INSTRUCTIONS TO FOLLOW » Below are records; transcribe only the line with "Serialize everything readable" and those after it, through the last line, without any change.

DATA FOR PROCESSING »

——————

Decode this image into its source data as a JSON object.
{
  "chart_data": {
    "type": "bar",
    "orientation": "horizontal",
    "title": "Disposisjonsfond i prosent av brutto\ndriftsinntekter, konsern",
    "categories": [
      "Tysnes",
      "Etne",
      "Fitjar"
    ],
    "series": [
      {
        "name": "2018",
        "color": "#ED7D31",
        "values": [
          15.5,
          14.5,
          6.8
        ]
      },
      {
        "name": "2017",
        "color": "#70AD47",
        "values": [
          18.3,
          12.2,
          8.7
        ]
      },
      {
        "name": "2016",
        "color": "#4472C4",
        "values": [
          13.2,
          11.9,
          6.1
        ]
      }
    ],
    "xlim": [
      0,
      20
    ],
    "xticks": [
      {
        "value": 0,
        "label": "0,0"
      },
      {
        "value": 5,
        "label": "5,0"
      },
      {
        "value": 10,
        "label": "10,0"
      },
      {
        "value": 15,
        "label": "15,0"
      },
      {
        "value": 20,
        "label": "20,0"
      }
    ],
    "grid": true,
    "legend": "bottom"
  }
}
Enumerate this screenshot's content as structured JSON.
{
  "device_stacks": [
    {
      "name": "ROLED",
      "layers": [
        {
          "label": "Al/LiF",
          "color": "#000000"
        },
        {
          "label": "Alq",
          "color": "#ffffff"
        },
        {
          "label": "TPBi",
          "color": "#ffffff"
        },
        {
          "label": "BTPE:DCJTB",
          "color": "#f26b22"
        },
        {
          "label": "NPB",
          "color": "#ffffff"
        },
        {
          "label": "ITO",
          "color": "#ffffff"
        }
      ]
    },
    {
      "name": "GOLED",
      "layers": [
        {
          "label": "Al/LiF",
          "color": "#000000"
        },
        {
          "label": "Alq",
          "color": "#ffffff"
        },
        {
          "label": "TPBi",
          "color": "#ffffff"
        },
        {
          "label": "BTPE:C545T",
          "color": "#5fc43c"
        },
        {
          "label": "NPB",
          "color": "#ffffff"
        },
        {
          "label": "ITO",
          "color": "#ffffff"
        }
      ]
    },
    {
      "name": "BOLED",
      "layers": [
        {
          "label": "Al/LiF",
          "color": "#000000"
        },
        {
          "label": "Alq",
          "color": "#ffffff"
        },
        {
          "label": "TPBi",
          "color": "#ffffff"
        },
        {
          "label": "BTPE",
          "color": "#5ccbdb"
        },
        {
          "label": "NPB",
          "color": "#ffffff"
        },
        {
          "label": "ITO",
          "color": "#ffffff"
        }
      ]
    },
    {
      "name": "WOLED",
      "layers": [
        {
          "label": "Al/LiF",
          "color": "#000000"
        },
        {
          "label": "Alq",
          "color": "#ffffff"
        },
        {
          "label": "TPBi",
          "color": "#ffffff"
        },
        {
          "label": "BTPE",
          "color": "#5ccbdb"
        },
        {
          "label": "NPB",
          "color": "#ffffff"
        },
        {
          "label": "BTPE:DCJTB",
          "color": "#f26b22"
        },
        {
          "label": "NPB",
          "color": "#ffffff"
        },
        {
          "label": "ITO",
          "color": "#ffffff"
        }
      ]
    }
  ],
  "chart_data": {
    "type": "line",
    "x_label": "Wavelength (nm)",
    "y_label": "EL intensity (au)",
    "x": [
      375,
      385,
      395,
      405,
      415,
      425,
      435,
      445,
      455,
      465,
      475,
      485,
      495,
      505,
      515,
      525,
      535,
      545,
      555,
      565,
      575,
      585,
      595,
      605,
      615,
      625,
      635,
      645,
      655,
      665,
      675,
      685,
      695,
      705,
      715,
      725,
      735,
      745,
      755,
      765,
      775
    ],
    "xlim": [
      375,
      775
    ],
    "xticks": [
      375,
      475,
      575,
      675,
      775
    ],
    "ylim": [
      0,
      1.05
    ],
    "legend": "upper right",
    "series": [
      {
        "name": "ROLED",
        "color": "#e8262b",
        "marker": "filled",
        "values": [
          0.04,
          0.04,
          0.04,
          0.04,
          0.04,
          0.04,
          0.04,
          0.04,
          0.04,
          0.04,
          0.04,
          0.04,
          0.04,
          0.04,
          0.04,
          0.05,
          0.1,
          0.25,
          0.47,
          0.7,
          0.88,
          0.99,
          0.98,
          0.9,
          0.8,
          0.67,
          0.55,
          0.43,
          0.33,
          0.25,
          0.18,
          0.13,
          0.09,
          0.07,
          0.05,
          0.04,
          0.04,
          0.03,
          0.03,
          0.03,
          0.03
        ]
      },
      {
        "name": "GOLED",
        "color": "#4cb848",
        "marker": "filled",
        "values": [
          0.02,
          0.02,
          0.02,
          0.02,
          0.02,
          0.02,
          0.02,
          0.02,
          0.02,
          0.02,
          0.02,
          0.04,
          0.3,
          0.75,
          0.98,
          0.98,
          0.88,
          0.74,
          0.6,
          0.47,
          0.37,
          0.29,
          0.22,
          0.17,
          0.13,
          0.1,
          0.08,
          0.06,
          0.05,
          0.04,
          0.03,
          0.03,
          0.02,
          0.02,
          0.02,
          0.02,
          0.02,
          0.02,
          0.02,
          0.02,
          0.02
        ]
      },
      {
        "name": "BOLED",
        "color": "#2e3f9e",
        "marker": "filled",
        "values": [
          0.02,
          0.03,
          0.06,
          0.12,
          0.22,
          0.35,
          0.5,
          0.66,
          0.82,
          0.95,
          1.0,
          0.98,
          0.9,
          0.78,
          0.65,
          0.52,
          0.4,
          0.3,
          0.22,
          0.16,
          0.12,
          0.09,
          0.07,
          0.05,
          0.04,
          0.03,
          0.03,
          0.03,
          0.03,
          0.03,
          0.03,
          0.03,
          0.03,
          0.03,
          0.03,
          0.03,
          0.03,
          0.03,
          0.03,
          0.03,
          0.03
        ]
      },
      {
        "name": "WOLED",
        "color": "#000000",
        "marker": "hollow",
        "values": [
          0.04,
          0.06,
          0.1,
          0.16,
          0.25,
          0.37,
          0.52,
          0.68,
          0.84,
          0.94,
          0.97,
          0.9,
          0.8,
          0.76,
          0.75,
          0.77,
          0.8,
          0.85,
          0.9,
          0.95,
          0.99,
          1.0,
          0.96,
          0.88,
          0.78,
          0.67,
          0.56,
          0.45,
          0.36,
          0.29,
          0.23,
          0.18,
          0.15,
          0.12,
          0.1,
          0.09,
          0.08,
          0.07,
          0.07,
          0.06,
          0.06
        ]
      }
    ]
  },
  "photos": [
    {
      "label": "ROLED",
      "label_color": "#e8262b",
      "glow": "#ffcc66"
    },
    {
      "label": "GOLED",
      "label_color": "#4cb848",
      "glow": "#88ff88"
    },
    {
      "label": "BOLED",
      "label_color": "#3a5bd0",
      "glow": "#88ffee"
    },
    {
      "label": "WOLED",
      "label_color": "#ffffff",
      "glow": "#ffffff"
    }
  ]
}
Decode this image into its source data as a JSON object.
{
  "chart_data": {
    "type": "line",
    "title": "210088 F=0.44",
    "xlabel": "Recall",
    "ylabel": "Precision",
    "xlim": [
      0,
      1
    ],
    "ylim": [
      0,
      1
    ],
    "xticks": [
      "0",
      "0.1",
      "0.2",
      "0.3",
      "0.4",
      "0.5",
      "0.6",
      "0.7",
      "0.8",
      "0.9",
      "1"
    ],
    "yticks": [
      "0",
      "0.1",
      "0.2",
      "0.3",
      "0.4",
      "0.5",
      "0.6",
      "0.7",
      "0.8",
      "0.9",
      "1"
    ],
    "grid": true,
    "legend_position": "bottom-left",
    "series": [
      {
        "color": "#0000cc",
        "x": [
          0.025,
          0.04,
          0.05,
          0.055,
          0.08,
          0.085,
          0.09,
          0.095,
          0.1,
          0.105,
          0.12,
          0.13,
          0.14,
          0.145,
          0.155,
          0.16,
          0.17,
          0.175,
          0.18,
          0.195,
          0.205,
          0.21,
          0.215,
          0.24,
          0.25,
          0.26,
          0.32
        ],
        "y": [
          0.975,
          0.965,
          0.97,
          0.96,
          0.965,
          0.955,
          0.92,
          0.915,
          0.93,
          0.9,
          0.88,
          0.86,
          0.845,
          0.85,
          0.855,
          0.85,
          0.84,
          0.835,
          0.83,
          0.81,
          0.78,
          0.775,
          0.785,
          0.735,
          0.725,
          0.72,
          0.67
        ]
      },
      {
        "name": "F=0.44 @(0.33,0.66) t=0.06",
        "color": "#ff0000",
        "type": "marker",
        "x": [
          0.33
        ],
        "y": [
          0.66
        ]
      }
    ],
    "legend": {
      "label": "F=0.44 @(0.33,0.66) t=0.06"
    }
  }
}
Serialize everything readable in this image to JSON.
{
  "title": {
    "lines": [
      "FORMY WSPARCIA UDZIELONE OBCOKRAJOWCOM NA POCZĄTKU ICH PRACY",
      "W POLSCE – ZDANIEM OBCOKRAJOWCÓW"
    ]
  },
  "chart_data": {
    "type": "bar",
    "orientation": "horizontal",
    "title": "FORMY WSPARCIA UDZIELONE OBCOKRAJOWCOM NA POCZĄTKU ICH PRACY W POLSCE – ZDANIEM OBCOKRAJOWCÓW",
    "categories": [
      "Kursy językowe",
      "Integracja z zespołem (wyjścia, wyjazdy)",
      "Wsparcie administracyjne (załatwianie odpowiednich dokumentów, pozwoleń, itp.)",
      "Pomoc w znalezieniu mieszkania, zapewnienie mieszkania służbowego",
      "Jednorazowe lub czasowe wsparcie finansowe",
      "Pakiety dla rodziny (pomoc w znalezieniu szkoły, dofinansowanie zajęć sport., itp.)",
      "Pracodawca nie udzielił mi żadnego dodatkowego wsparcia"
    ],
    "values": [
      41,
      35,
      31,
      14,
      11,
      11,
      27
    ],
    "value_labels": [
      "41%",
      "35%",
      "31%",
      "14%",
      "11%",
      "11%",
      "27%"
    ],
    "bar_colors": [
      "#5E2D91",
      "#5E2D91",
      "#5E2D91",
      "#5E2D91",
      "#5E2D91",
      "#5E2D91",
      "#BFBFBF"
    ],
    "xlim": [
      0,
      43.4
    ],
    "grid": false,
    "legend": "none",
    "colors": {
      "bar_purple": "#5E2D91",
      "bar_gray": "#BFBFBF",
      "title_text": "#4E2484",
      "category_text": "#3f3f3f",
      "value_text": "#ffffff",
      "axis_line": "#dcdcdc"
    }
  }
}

——————

SOLUTION BELOW »
Serialize everything readable in this image to JSON.
{
  "title": {
    "lines": [
      "FORMY WSPARCIA UDZIELONE OBCOKRAJOWCOM NA POCZĄTKU ICH PRACY",
      "W POLSCE – ZDANIEM OBCOKRAJOWCÓW"
    ]
  },
  "chart_data": {
    "type": "bar",
    "orientation": "horizontal",
    "title": "FORMY WSPARCIA UDZIELONE OBCOKRAJOWCOM NA POCZĄTKU ICH PRACY W POLSCE – ZDANIEM OBCOKRAJOWCÓW",
    "categories": [
      "Kursy językowe",
      "Integracja z zespołem (wyjścia, wyjazdy)",
      "Wsparcie administracyjne (załatwianie odpowiednich dokumentów, pozwoleń, itp.)",
      "Pomoc w znalezieniu mieszkania, zapewnienie mieszkania służbowego",
      "Jednorazowe lub czasowe wsparcie finansowe",
      "Pakiety dla rodziny (pomoc w znalezieniu szkoły, dofinansowanie zajęć sport., itp.)",
      "Pracodawca nie udzielił mi żadnego dodatkowego wsparcia"
    ],
    "values": [
      41,
      35,
      31,
      14,
      11,
      11,
      27
    ],
    "value_labels": [
      "41%",
      "35%",
      "31%",
      "14%",
      "11%",
      "11%",
      "27%"
    ],
    "bar_colors": [
      "#5E2D91",
      "#5E2D91",
      "#5E2D91",
      "#5E2D91",
      "#5E2D91",
      "#5E2D91",
      "#BFBFBF"
    ],
    "xlim": [
      0,
      43.4
    ],
    "grid": false,
    "legend": "none",
    "colors": {
      "bar_purple": "#5E2D91",
      "bar_gray": "#BFBFBF",
      "title_text": "#4E2484",
      "category_text": "#3f3f3f",
      "value_text": "#ffffff",
      "axis_line": "#dcdcdc"
    }
  }
}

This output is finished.